**Task directions**:
Put every line of the items below into a Markdown table with the columns Row and Line, numbering the rows and skipping blank lines. Keep the pictures out of the table.
══════════════════════════════
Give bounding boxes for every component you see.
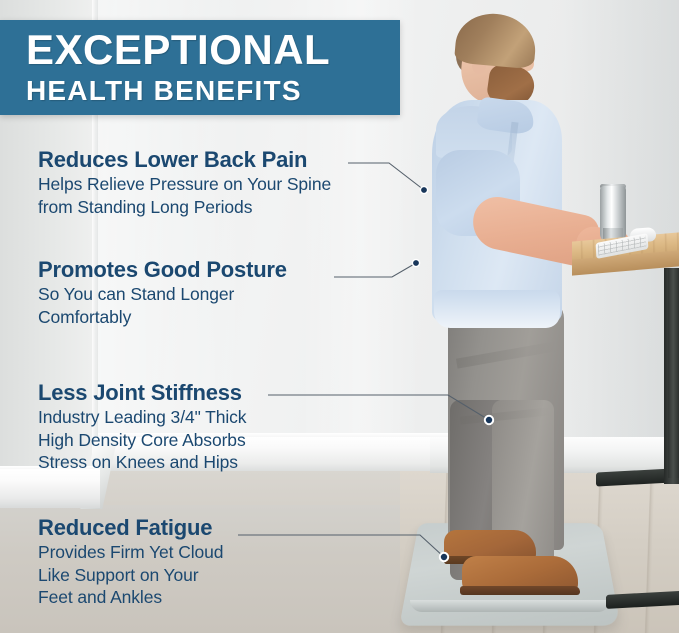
baseboard-left: [0, 470, 100, 508]
benefit-line: Feet and Ankles: [38, 587, 223, 607]
benefit-line: Helps Relieve Pressure on Your Spine: [38, 174, 331, 194]
person-shirt-hem: [434, 290, 560, 328]
benefit-block-reduced-fatigue: Reduced Fatigue Provides Firm Yet Cloud …: [38, 516, 223, 608]
header-banner: EXCEPTIONAL HEALTH BENEFITS: [0, 20, 400, 115]
benefit-line: So You can Stand Longer: [38, 284, 287, 304]
benefit-line: Like Support on Your: [38, 565, 223, 585]
benefit-line: High Density Core Absorbs: [38, 430, 246, 450]
benefit-title: Reduced Fatigue: [38, 516, 223, 540]
benefit-block-promotes-good-posture: Promotes Good Posture So You can Stand L…: [38, 258, 287, 327]
banner-title-primary: EXCEPTIONAL: [26, 29, 400, 71]
benefit-block-reduces-lower-back-pain: Reduces Lower Back Pain Helps Relieve Pr…: [38, 148, 331, 217]
person-shoe-front-sole: [460, 586, 580, 595]
benefit-title: Promotes Good Posture: [38, 258, 287, 282]
benefit-line: Stress on Knees and Hips: [38, 452, 246, 472]
desk-leg-upper: [668, 268, 679, 478]
benefit-title: Less Joint Stiffness: [38, 381, 246, 405]
product-infographic: EXCEPTIONAL HEALTH BENEFITS Reduces Lowe…: [0, 0, 679, 633]
person-hair: [454, 11, 538, 70]
anti-fatigue-mat-edge: [410, 600, 610, 612]
benefit-line: Comfortably: [38, 307, 287, 327]
benefit-block-less-joint-stiffness: Less Joint Stiffness Industry Leading 3/…: [38, 381, 246, 473]
benefit-title: Reduces Lower Back Pain: [38, 148, 331, 172]
banner-title-secondary: HEALTH BENEFITS: [26, 76, 400, 105]
benefit-line: Provides Firm Yet Cloud: [38, 542, 223, 562]
desk-foot-front: [606, 589, 679, 609]
benefit-line: from Standing Long Periods: [38, 197, 331, 217]
benefit-line: Industry Leading 3/4" Thick: [38, 407, 246, 427]
scene-foreground: [400, 0, 679, 633]
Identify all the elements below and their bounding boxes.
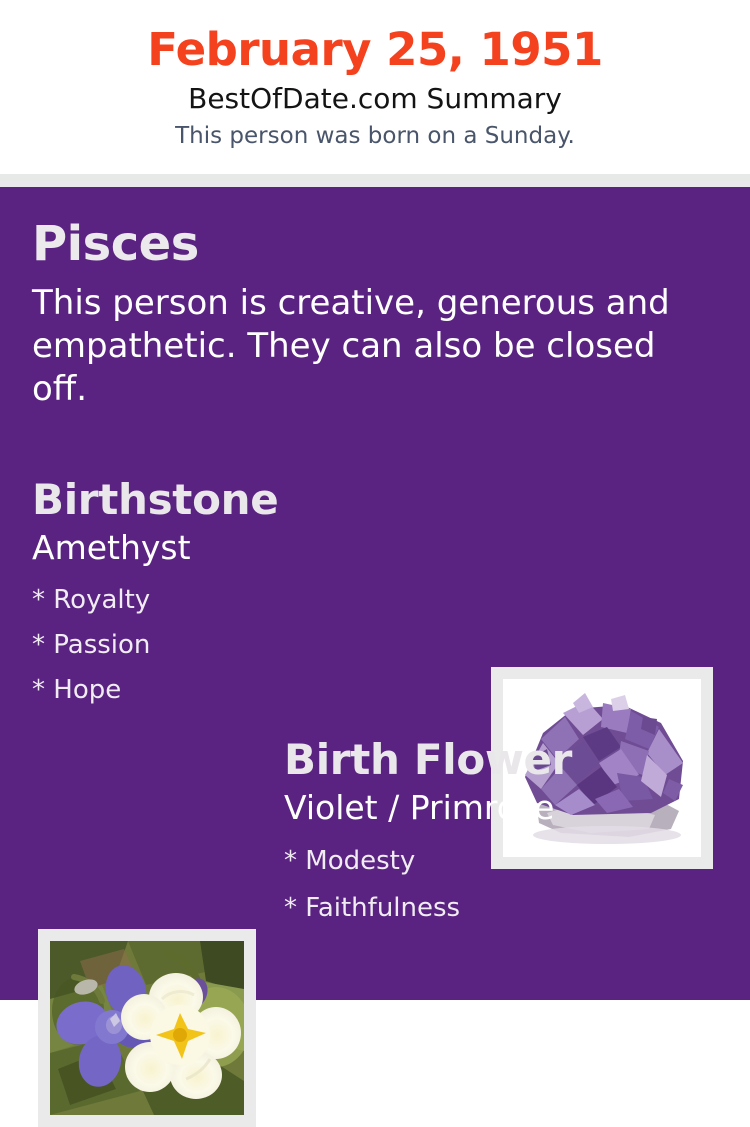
flower-icon	[50, 941, 244, 1115]
site-summary-label: BestOfDate.com Summary	[0, 81, 750, 117]
list-item: * Faithfulness	[284, 885, 734, 931]
birthstone-trait-list: * Royalty * Passion * Hope	[32, 578, 462, 712]
birthflower-section: Birth Flower Violet / Primrose * Modesty…	[284, 739, 734, 931]
zodiac-section: Pisces This person is creative, generous…	[32, 220, 718, 412]
birthflower-trait-list: * Modesty * Faithfulness	[284, 838, 734, 931]
born-day-text: This person was born on a Sunday.	[0, 122, 750, 152]
section-divider	[0, 174, 750, 187]
divider-top-band	[0, 174, 750, 181]
birthflower-name: Violet / Primrose	[284, 790, 734, 826]
list-item: * Passion	[32, 623, 462, 668]
birthstone-section: Birthstone Amethyst * Royalty * Passion …	[32, 479, 462, 712]
list-item: * Royalty	[32, 578, 462, 623]
list-item: * Modesty	[284, 838, 734, 884]
birthflower-image-frame	[38, 929, 256, 1127]
zodiac-description: This person is creative, generous and em…	[32, 282, 704, 412]
birthstone-heading: Birthstone	[32, 479, 462, 521]
list-item: * Hope	[32, 668, 462, 713]
birthflower-heading: Birth Flower	[284, 739, 734, 781]
birthflower-image	[50, 941, 244, 1115]
zodiac-sign-name: Pisces	[32, 220, 718, 268]
page-title: February 25, 1951	[0, 24, 750, 76]
summary-card: February 25, 1951 BestOfDate.com Summary…	[0, 0, 750, 1000]
details-panel: Pisces This person is creative, generous…	[0, 187, 750, 1000]
card-header: February 25, 1951 BestOfDate.com Summary…	[0, 0, 750, 174]
birthstone-name: Amethyst	[32, 530, 462, 566]
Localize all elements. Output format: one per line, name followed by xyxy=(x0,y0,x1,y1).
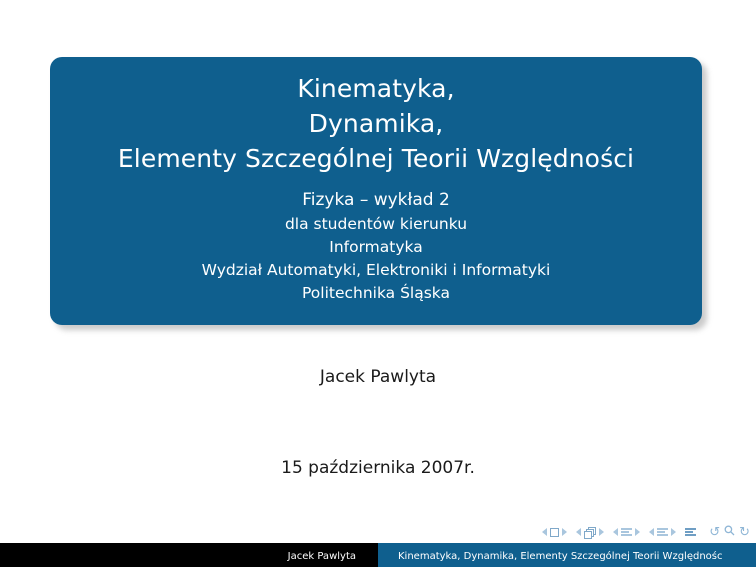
title-line-1: Kinematyka, xyxy=(50,71,702,106)
title-box: Kinematyka, Dynamika, Elementy Szczególn… xyxy=(50,57,702,325)
presentation-date: 15 października 2007r. xyxy=(0,458,756,478)
beamer-navigation-symbols[interactable]: ↺ ↻ xyxy=(542,524,750,540)
previous-frame-icon[interactable] xyxy=(576,528,581,536)
nav-group-history[interactable]: ↺ ↻ xyxy=(709,525,750,539)
subtitle-line-1: Fizyka – wykład 2 xyxy=(50,187,702,213)
title-line-3: Elementy Szczególnej Teorii Względności xyxy=(50,141,702,176)
author-name: Jacek Pawlyta xyxy=(0,367,756,387)
nav-group-subsection[interactable] xyxy=(613,528,640,536)
presentation-slide: Kinematyka, Dynamika, Elementy Szczególn… xyxy=(0,0,756,567)
next-frame-icon[interactable] xyxy=(599,528,604,536)
next-section-icon[interactable] xyxy=(671,528,676,536)
nav-group-slide[interactable] xyxy=(542,528,567,537)
nav-group-document[interactable] xyxy=(685,528,696,535)
previous-subsection-icon[interactable] xyxy=(613,528,618,536)
title-line-2: Dynamika, xyxy=(50,106,702,141)
subtitle-block: Fizyka – wykład 2 dla studentów kierunku… xyxy=(50,187,702,305)
nav-group-section[interactable] xyxy=(649,528,676,536)
forward-icon[interactable]: ↻ xyxy=(739,526,750,539)
slide-icon[interactable] xyxy=(550,528,559,537)
footer-author: Jacek Pawlyta xyxy=(0,545,378,567)
previous-slide-icon[interactable] xyxy=(542,528,547,536)
footer-title: Kinematyka, Dynamika, Elementy Szczególn… xyxy=(378,545,756,567)
frame-icon[interactable] xyxy=(584,527,596,538)
next-slide-icon[interactable] xyxy=(562,528,567,536)
subsection-icon[interactable] xyxy=(621,528,632,535)
nav-group-frame[interactable] xyxy=(576,527,604,538)
back-icon[interactable]: ↺ xyxy=(709,526,720,539)
subtitle-line-3: Informatyka xyxy=(50,236,702,259)
subtitle-line-4: Wydział Automatyki, Elektroniki i Inform… xyxy=(50,259,702,282)
section-icon[interactable] xyxy=(657,528,668,535)
document-icon[interactable] xyxy=(685,528,696,535)
subtitle-line-2: dla studentów kierunku xyxy=(50,213,702,236)
previous-section-icon[interactable] xyxy=(649,528,654,536)
subtitle-line-5: Politechnika Śląska xyxy=(50,282,702,305)
search-icon[interactable] xyxy=(724,525,735,539)
next-subsection-icon[interactable] xyxy=(635,528,640,536)
footer-bar: Jacek Pawlyta Kinematyka, Dynamika, Elem… xyxy=(0,545,756,567)
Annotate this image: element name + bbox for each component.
══════════════════════════════
**Response below**:
| Row | Line |
|---|---|
| 1 | Give bounding boxes for every component you see. |
| 2 | baseboard-left: [0, 470, 100, 508] |
| 3 | benefit-line: Feet and Ankles: [38, 587, 223, 607] |
| 4 | benefit-line: Helps Relieve Pressure on Your Spine: [38, 174, 331, 194] |
| 5 | person-shirt-hem: [434, 290, 560, 328] |
| 6 | benefit-block-reduced-fatigue: Reduced Fatigue Provides Firm Yet Cloud …: [38, 516, 223, 608] |
| 7 | header-banner: EXCEPTIONAL HEALTH BENEFITS: [0, 20, 400, 115] |
| 8 | benefit-line: So You can Stand Longer: [38, 284, 287, 304] |
| 9 | benefit-line: Like Support on Your: [38, 565, 223, 585] |
| 10 | benefit-line: High Density Core Absorbs: [38, 430, 246, 450] |
| 11 | benefit-title: Reduced Fatigue: [38, 516, 223, 540] |
| 12 | benefit-block-promotes-good-posture: Promotes Good Posture So You can Stand L…: [38, 258, 287, 327] |
| 13 | banner-title-primary: EXCEPTIONAL: [26, 29, 400, 71] |
| 14 | benefit-block-reduces-lower-back-pain: Reduces Lower Back Pain Helps Relieve Pr…: [38, 148, 331, 217] |
| 15 | person-shoe-front-sole: [460, 586, 580, 595] |
| 16 | benefit-title: Promotes Good Posture: [38, 258, 287, 282] |
| 17 | benefit-line: Stress on Knees and Hips: [38, 452, 246, 472] |
| 18 | desk-leg-upper: [668, 268, 679, 478] |
| 19 | benefit-title: Less Joint Stiffness: [38, 381, 246, 405] |
| 20 | product-infographic: EXCEPTIONAL HEALTH BENEFITS Reduces Lowe…: [0, 0, 679, 633] |
| 21 | person-hair: [454, 11, 538, 70] |
| 22 | anti-fatigue-mat-edge: [410, 600, 610, 612] |
| 23 | benefit-line: Comfortably: [38, 307, 287, 327] |
| 24 | benefit-block-less-joint-stiffness: Less Joint Stiffness Industry Leading 3/…: [38, 381, 246, 473] |
| 25 | benefit-title: Reduces Lower Back Pain: [38, 148, 331, 172] |
| 26 | banner-title-secondary: HEALTH BENEFITS: [26, 76, 400, 105] |
| 27 | benefit-line: Provides Firm Yet Cloud: [38, 542, 223, 562] |
| 28 | desk-foot-front: [606, 589, 679, 609] |
| 29 | benefit-line: from Standing Long Periods: [38, 197, 331, 217] |
| 30 | benefit-line: Industry Leading 3/4" Thick: [38, 407, 246, 427] |
| 31 | scene-foreground: [400, 0, 679, 633] |
| 32 | Identify all the elements below and their bounding boxes. |
| 33 | flower-icon	[50, 941, 244, 1115] |
| 34 | site-summary-label: BestOfDate.com Summary	[0, 81, 750, 117] |
| 35 | list-item: * Faithfulness	[284, 885, 734, 931] |
| 36 | birthstone-trait-list: * Royalty * Passion * Hope	[32, 578, 462, 712] |
| 37 | birthflower-section: Birth Flower Violet / Primrose * Modesty…	[284, 739, 734, 931] |
| 38 | zodiac-section: Pisces This person is creative, generous…	[32, 220, 718, 412] |
| 39 | birthflower-trait-list: * Modesty * Faithfulness	[284, 838, 734, 931] |
| 40 | born-day-text: This person was born on a Sunday.	[0, 122, 750, 152] |
| 41 | section-divider	[0, 174, 750, 187] |
| 42 | divider-top-band	[0, 174, 750, 181] |
| 43 | birthflower-name: Violet / Primrose	[284, 790, 734, 826] |
| 44 | list-item: * Passion	[32, 623, 462, 668] |
| 45 | birthstone-section: Birthstone Amethyst * Royalty * Passion …	[32, 479, 462, 712] |
| 46 | list-item: * Royalty	[32, 578, 462, 623] |
| 47 | list-item: * Modesty	[284, 838, 734, 884] |
| 48 | birthflower-image-frame	[38, 929, 256, 1127] |
| 49 | zodiac-description: This person is creative, generous and em…	[32, 282, 704, 412] |
| 50 | birthstone-heading: Birthstone	[32, 479, 462, 521] |
| 51 | list-item: * Hope	[32, 668, 462, 713] |
| 52 | birthflower-heading: Birth Flower	[284, 739, 734, 781] |
| 53 | birthflower-image	[50, 941, 244, 1115] |
| 54 | zodiac-sign-name: Pisces	[32, 220, 718, 268] |
| 55 | page-title: February 25, 1951	[0, 24, 750, 76] |
| 56 | summary-card: February 25, 1951 BestOfDate.com Summary…	[0, 0, 750, 1000] |
| 57 | details-panel: Pisces This person is creative, generous…	[0, 187, 750, 1000] |
| 58 | card-header: February 25, 1951 BestOfDate.com Summary…	[0, 0, 750, 174] |
| 59 | birthstone-name: Amethyst	[32, 530, 462, 566] |
| 60 | Localize all elements. Output format: one per line, name followed by xyxy=(x0,y0,x1,y1). |
| 61 | title-line-1: Kinematyka, xyxy=(50,71,702,106) |
| 62 | title-box: Kinematyka, Dynamika, Elementy Szczególn… xyxy=(50,57,702,325) |
| 63 | presentation-date: 15 października 2007r. xyxy=(0,458,756,478) |
| 64 | beamer-navigation-symbols[interactable]: ↺ ↻ xyxy=(542,524,750,540) |
| 65 | previous-frame-icon[interactable] xyxy=(576,528,581,536) |
| 66 | nav-group-history[interactable]: ↺ ↻ xyxy=(709,525,750,539) |
| 67 | subtitle-line-1: Fizyka – wykład 2 xyxy=(50,187,702,213) |
| 68 | title-line-3: Elementy Szczególnej Teorii Względności xyxy=(50,141,702,176) |
| 69 | author-name: Jacek Pawlyta xyxy=(0,367,756,387) |
| 70 | nav-group-subsection[interactable] xyxy=(613,528,640,536) |
| 71 | presentation-slide: Kinematyka, Dynamika, Elementy Szczególn… xyxy=(0,0,756,567) |
| 72 | next-frame-icon[interactable] xyxy=(599,528,604,536) |
| 73 | next-section-icon[interactable] xyxy=(671,528,676,536) |
| 74 | nav-group-slide[interactable] xyxy=(542,528,567,537) |
| 75 | nav-group-document[interactable] xyxy=(685,528,696,535) |
| 76 | previous-subsection-icon[interactable] xyxy=(613,528,618,536) |
| 77 | title-line-2: Dynamika, xyxy=(50,106,702,141) |
| 78 | subtitle-block: Fizyka – wykład 2 dla studentów kierunku… xyxy=(50,187,702,305) |
| 79 | nav-group-section[interactable] xyxy=(649,528,676,536) |
| 80 | forward-icon[interactable]: ↻ xyxy=(739,526,750,539) |
| 81 | slide-icon[interactable] xyxy=(550,528,559,537) |
| 82 | footer-author: Jacek Pawlyta xyxy=(0,545,378,567) |
| 83 | previous-slide-icon[interactable] xyxy=(542,528,547,536) |
| 84 | footer-title: Kinematyka, Dynamika, Elementy Szczególn… xyxy=(378,545,756,567) |
| 85 | frame-icon[interactable] xyxy=(584,527,596,538) |
| 86 | next-slide-icon[interactable] xyxy=(562,528,567,536) |
| 87 | subsection-icon[interactable] xyxy=(621,528,632,535) |
| 88 | nav-group-frame[interactable] xyxy=(576,527,604,538) |
| 89 | back-icon[interactable]: ↺ xyxy=(709,526,720,539) |
| 90 | subtitle-line-3: Informatyka xyxy=(50,236,702,259) |
| 91 | subtitle-line-4: Wydział Automatyki, Elektroniki i Inform… xyxy=(50,259,702,282) |
| 92 | section-icon[interactable] xyxy=(657,528,668,535) |
| 93 | document-icon[interactable] xyxy=(685,528,696,535) |
| 94 | subtitle-line-2: dla studentów kierunku xyxy=(50,213,702,236) |
| 95 | previous-section-icon[interactable] xyxy=(649,528,654,536) |
| 96 | subtitle-line-5: Politechnika Śląska xyxy=(50,282,702,305) |
| 97 | search-icon[interactable] xyxy=(724,525,735,539) |
| 98 | next-subsection-icon[interactable] xyxy=(635,528,640,536) |
| 99 | footer-bar: Jacek Pawlyta Kinematyka, Dynamika, Elem… xyxy=(0,545,756,567) |
| 100 | Annotate this image: element name + bbox for each component. |